WHAT TO PRODUCE | The complete data, repeated exactly, should form your response.

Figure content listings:
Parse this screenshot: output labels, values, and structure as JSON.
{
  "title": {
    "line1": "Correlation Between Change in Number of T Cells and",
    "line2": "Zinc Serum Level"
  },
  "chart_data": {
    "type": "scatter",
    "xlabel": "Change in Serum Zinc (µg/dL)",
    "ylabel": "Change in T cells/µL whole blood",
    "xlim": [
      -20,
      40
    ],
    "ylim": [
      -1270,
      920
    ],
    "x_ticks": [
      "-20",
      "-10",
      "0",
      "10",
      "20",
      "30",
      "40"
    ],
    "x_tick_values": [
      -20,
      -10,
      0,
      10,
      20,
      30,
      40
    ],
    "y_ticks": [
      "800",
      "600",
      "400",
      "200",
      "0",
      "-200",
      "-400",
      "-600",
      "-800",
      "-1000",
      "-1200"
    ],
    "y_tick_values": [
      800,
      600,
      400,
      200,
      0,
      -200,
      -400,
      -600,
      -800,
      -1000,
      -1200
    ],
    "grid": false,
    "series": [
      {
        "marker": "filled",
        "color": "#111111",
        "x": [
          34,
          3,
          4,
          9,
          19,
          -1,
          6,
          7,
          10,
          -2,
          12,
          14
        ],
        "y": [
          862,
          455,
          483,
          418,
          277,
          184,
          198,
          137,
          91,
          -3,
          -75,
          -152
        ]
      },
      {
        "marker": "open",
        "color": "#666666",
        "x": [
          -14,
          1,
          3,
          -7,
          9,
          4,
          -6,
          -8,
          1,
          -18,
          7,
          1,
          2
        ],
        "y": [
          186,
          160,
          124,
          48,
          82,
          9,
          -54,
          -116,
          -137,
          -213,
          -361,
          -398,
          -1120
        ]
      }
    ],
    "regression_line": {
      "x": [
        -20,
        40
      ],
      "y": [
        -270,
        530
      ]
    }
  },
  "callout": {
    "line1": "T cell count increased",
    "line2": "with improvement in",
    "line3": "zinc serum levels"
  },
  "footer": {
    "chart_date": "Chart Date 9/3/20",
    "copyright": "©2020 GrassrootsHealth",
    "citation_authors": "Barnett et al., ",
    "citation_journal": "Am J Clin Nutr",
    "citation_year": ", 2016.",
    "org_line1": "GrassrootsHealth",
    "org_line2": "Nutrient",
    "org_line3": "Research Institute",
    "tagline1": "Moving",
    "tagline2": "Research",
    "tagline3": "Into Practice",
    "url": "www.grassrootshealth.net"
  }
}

RESPONSE TO THIS TASK |
Parse this screenshot: output labels, values, and structure as JSON.
{
  "title": {
    "line1": "Correlation Between Change in Number of T Cells and",
    "line2": "Zinc Serum Level"
  },
  "chart_data": {
    "type": "scatter",
    "xlabel": "Change in Serum Zinc (µg/dL)",
    "ylabel": "Change in T cells/µL whole blood",
    "xlim": [
      -20,
      40
    ],
    "ylim": [
      -1270,
      920
    ],
    "x_ticks": [
      "-20",
      "-10",
      "0",
      "10",
      "20",
      "30",
      "40"
    ],
    "x_tick_values": [
      -20,
      -10,
      0,
      10,
      20,
      30,
      40
    ],
    "y_ticks": [
      "800",
      "600",
      "400",
      "200",
      "0",
      "-200",
      "-400",
      "-600",
      "-800",
      "-1000",
      "-1200"
    ],
    "y_tick_values": [
      800,
      600,
      400,
      200,
      0,
      -200,
      -400,
      -600,
      -800,
      -1000,
      -1200
    ],
    "grid": false,
    "series": [
      {
        "marker": "filled",
        "color": "#111111",
        "x": [
          34,
          3,
          4,
          9,
          19,
          -1,
          6,
          7,
          10,
          -2,
          12,
          14
        ],
        "y": [
          862,
          455,
          483,
          418,
          277,
          184,
          198,
          137,
          91,
          -3,
          -75,
          -152
        ]
      },
      {
        "marker": "open",
        "color": "#666666",
        "x": [
          -14,
          1,
          3,
          -7,
          9,
          4,
          -6,
          -8,
          1,
          -18,
          7,
          1,
          2
        ],
        "y": [
          186,
          160,
          124,
          48,
          82,
          9,
          -54,
          -116,
          -137,
          -213,
          -361,
          -398,
          -1120
        ]
      }
    ],
    "regression_line": {
      "x": [
        -20,
        40
      ],
      "y": [
        -270,
        530
      ]
    }
  },
  "callout": {
    "line1": "T cell count increased",
    "line2": "with improvement in",
    "line3": "zinc serum levels"
  },
  "footer": {
    "chart_date": "Chart Date 9/3/20",
    "copyright": "©2020 GrassrootsHealth",
    "citation_authors": "Barnett et al., ",
    "citation_journal": "Am J Clin Nutr",
    "citation_year": ", 2016.",
    "org_line1": "GrassrootsHealth",
    "org_line2": "Nutrient",
    "org_line3": "Research Institute",
    "tagline1": "Moving",
    "tagline2": "Research",
    "tagline3": "Into Practice",
    "url": "www.grassrootshealth.net"
  }
}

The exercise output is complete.